## SELECTED TEXT:
↓
Continued from 15 January
In which Edwin recreates the Dodo, but mislays three centuries and an empire.
By simple dint of restarting the calendar 296 years into the future, Otto and Sylvester (see “That which we call a rose”) effectively left Islam and Byzantium on the wrong side of the locked door of Catholic eschatology. Simultaneously they jump-started an entire counterfeit industry staffed by clerks and artisans and fueled by the need to fake three hundred years of documents, charters, maps and relics. The next few generations of scholars, as well as those of the 19th (or 16th?) centuries were free to create history to fill a three hundred-year vacuum.

What they have given us (to take England alone) are King Arthur, courtly knights, a whole line of non-existent Saxon Kings, probably including Canute and his waves, Alfred and his cakes … a legendary bestiary of diverse Worms, the founding of Glastonbury, the search for the Grail and the blending of the Holy Blood of Christ into English pedigree via Joseph of Arimathea. Or at best, they have made these things so much the stuff of folktale as to entirely dissociate them from any genuine historical, meaning Romanic, context they might have had and transplant them into a purely “romantic” one.
Before the Mome Raths outgrabe
Textual remnants from the imaginary three centuries prior to the 11th were all written in minuscule Greek and blatantly presented thereafter as transcriptions of “originals” that had been poorly executed in majuscule Greek and subsequently “destroyed” or “cleansed” in some cataclysmic event, but basically because the script had been officially relegated. The clerical class swallowed their own mythology ... they had to, it was in their prime interest as they were the only ones who could read either script and thus stood to profit from clerical fees for the “interpretation” of their own hard work. In addition they needed to all be singing from the same sheet to avoid any future accusation of plagiarism or even heresy!

However, no cottage industry of falsification can entirely replicate a genuine historical record. Many charters and treatises, as well as material vestiges, even gravestones from the period have since been clearly identified as fakes. And the lack of coins is stunning, as if we all suddenly stopped buying and selling. I can remember my own history teacher, a keen young archaeologist, being puzzled at the lack of evidence for continuous habitation in the city of Gloucester: “It’s as if everyone left for a few centuries and then suddenly came back and took things up as if nothing had ever happened” There appeared to be physical continuity, but the dating wouldn’t match up. My vision of the Dark Ages began to subtly change at the age of thirteen. It became less like a nostalgic, but little understood past and more like an alternative universe, complete with dragons and knights errant, in which anything was possible. I was scarily close to the truth.
↑
## REQUIREMENT:
In the passage about the missing centuries, which kinds of items did the counterfeit industry need to fake three hundred years of? List them all. The lines after this point are separate material with no tie to the passage about the missing centuries.

## SOURCE EXCERPT:
↓
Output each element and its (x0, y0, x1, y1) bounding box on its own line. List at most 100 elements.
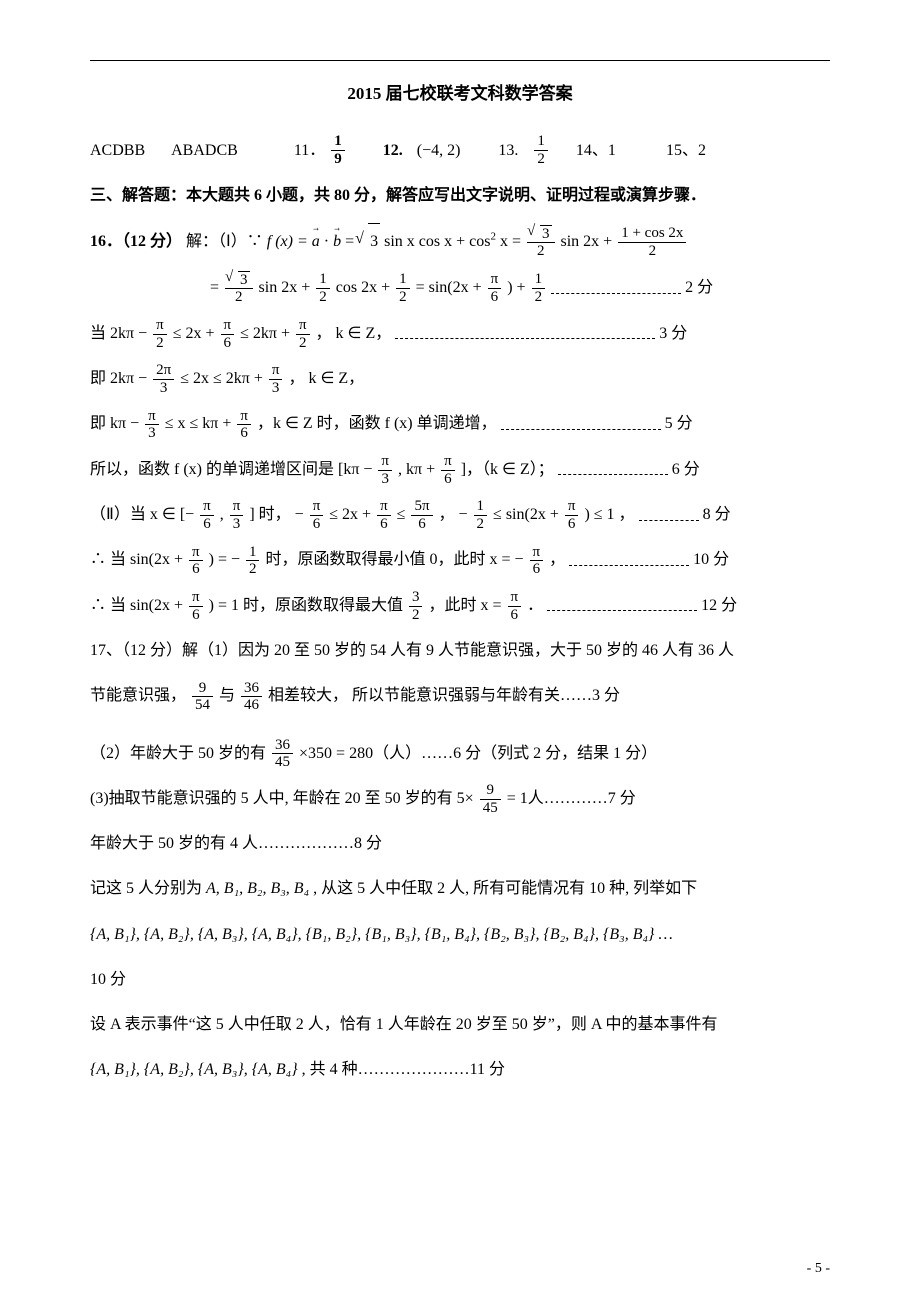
↑
## RESPONSE BELOW:
Documents, charters, maps, relics